SHORT PROBLEM: Restate the full set of records exactly, word for word.

-- BEGIN RECORDS FOR THIS TASK --

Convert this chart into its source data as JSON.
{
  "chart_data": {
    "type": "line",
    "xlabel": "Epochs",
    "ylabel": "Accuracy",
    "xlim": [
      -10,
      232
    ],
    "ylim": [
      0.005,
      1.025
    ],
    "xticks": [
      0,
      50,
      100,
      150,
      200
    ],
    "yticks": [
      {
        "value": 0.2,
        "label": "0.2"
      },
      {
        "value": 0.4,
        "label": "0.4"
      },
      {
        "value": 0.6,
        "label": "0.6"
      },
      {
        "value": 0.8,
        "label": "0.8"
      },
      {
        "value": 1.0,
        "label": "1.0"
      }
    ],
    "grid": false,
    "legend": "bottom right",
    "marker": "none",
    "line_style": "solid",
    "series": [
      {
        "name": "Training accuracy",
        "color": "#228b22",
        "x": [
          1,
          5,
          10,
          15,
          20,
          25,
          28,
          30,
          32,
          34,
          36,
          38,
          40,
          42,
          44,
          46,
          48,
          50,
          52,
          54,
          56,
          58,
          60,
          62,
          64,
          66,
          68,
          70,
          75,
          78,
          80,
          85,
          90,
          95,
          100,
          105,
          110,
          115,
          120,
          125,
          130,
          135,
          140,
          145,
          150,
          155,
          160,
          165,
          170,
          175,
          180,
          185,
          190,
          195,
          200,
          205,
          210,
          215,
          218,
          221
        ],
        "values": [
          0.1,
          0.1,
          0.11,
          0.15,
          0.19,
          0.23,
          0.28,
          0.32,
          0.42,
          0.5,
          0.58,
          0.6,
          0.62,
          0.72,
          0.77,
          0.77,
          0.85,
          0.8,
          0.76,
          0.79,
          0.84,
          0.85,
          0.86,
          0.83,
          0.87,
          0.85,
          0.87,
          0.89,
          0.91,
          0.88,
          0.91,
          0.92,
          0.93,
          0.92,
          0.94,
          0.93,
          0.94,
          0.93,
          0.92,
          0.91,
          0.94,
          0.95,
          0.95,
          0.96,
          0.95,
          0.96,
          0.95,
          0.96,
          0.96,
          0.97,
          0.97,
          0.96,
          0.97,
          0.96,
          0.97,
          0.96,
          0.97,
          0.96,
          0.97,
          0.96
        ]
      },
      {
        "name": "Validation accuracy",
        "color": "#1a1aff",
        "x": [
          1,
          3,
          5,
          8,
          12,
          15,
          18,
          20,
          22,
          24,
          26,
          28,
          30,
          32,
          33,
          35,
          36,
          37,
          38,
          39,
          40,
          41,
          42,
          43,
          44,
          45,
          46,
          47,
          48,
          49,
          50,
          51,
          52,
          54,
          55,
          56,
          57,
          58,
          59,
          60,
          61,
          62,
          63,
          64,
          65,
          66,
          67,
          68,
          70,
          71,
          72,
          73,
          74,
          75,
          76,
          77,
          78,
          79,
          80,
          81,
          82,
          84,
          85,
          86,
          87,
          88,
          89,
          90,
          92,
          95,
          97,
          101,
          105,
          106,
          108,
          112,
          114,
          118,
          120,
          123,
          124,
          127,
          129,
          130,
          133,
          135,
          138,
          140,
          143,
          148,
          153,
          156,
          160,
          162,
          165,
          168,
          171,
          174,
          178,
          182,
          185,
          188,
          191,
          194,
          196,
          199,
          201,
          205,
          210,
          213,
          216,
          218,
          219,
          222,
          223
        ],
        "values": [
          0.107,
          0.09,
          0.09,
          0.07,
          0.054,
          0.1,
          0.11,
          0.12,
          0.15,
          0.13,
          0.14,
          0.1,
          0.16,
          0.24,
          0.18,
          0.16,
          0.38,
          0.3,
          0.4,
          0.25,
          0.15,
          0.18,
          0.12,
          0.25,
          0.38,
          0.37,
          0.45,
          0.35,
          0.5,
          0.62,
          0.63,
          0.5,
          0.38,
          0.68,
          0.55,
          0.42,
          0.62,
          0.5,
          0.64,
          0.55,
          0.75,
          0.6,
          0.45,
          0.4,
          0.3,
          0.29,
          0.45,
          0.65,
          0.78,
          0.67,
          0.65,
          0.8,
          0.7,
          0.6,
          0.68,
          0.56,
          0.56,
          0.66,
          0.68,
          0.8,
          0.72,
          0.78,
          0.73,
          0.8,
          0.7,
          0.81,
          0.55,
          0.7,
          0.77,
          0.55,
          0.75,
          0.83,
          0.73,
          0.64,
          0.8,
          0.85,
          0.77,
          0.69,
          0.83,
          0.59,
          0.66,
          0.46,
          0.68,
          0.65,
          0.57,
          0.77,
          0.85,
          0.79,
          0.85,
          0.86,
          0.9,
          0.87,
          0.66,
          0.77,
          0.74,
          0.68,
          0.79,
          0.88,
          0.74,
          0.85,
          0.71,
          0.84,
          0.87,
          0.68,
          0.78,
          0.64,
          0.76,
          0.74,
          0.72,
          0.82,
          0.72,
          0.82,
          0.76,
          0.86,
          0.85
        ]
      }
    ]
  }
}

-- END RECORDS FOR THIS TASK --

SOLVED EXERCISE:
Convert this chart into its source data as JSON.
{
  "chart_data": {
    "type": "line",
    "xlabel": "Epochs",
    "ylabel": "Accuracy",
    "xlim": [
      -10,
      232
    ],
    "ylim": [
      0.005,
      1.025
    ],
    "xticks": [
      0,
      50,
      100,
      150,
      200
    ],
    "yticks": [
      {
        "value": 0.2,
        "label": "0.2"
      },
      {
        "value": 0.4,
        "label": "0.4"
      },
      {
        "value": 0.6,
        "label": "0.6"
      },
      {
        "value": 0.8,
        "label": "0.8"
      },
      {
        "value": 1.0,
        "label": "1.0"
      }
    ],
    "grid": false,
    "legend": "bottom right",
    "marker": "none",
    "line_style": "solid",
    "series": [
      {
        "name": "Training accuracy",
        "color": "#228b22",
        "x": [
          1,
          5,
          10,
          15,
          20,
          25,
          28,
          30,
          32,
          34,
          36,
          38,
          40,
          42,
          44,
          46,
          48,
          50,
          52,
          54,
          56,
          58,
          60,
          62,
          64,
          66,
          68,
          70,
          75,
          78,
          80,
          85,
          90,
          95,
          100,
          105,
          110,
          115,
          120,
          125,
          130,
          135,
          140,
          145,
          150,
          155,
          160,
          165,
          170,
          175,
          180,
          185,
          190,
          195,
          200,
          205,
          210,
          215,
          218,
          221
        ],
        "values": [
          0.1,
          0.1,
          0.11,
          0.15,
          0.19,
          0.23,
          0.28,
          0.32,
          0.42,
          0.5,
          0.58,
          0.6,
          0.62,
          0.72,
          0.77,
          0.77,
          0.85,
          0.8,
          0.76,
          0.79,
          0.84,
          0.85,
          0.86,
          0.83,
          0.87,
          0.85,
          0.87,
          0.89,
          0.91,
          0.88,
          0.91,
          0.92,
          0.93,
          0.92,
          0.94,
          0.93,
          0.94,
          0.93,
          0.92,
          0.91,
          0.94,
          0.95,
          0.95,
          0.96,
          0.95,
          0.96,
          0.95,
          0.96,
          0.96,
          0.97,
          0.97,
          0.96,
          0.97,
          0.96,
          0.97,
          0.96,
          0.97,
          0.96,
          0.97,
          0.96
        ]
      },
      {
        "name": "Validation accuracy",
        "color": "#1a1aff",
        "x": [
          1,
          3,
          5,
          8,
          12,
          15,
          18,
          20,
          22,
          24,
          26,
          28,
          30,
          32,
          33,
          35,
          36,
          37,
          38,
          39,
          40,
          41,
          42,
          43,
          44,
          45,
          46,
          47,
          48,
          49,
          50,
          51,
          52,
          54,
          55,
          56,
          57,
          58,
          59,
          60,
          61,
          62,
          63,
          64,
          65,
          66,
          67,
          68,
          70,
          71,
          72,
          73,
          74,
          75,
          76,
          77,
          78,
          79,
          80,
          81,
          82,
          84,
          85,
          86,
          87,
          88,
          89,
          90,
          92,
          95,
          97,
          101,
          105,
          106,
          108,
          112,
          114,
          118,
          120,
          123,
          124,
          127,
          129,
          130,
          133,
          135,
          138,
          140,
          143,
          148,
          153,
          156,
          160,
          162,
          165,
          168,
          171,
          174,
          178,
          182,
          185,
          188,
          191,
          194,
          196,
          199,
          201,
          205,
          210,
          213,
          216,
          218,
          219,
          222,
          223
        ],
        "values": [
          0.107,
          0.09,
          0.09,
          0.07,
          0.054,
          0.1,
          0.11,
          0.12,
          0.15,
          0.13,
          0.14,
          0.1,
          0.16,
          0.24,
          0.18,
          0.16,
          0.38,
          0.3,
          0.4,
          0.25,
          0.15,
          0.18,
          0.12,
          0.25,
          0.38,
          0.37,
          0.45,
          0.35,
          0.5,
          0.62,
          0.63,
          0.5,
          0.38,
          0.68,
          0.55,
          0.42,
          0.62,
          0.5,
          0.64,
          0.55,
          0.75,
          0.6,
          0.45,
          0.4,
          0.3,
          0.29,
          0.45,
          0.65,
          0.78,
          0.67,
          0.65,
          0.8,
          0.7,
          0.6,
          0.68,
          0.56,
          0.56,
          0.66,
          0.68,
          0.8,
          0.72,
          0.78,
          0.73,
          0.8,
          0.7,
          0.81,
          0.55,
          0.7,
          0.77,
          0.55,
          0.75,
          0.83,
          0.73,
          0.64,
          0.8,
          0.85,
          0.77,
          0.69,
          0.83,
          0.59,
          0.66,
          0.46,
          0.68,
          0.65,
          0.57,
          0.77,
          0.85,
          0.79,
          0.85,
          0.86,
          0.9,
          0.87,
          0.66,
          0.77,
          0.74,
          0.68,
          0.79,
          0.88,
          0.74,
          0.85,
          0.71,
          0.84,
          0.87,
          0.68,
          0.78,
          0.64,
          0.76,
          0.74,
          0.72,
          0.82,
          0.72,
          0.82,
          0.76,
          0.86,
          0.85
        ]
      }
    ]
  }
}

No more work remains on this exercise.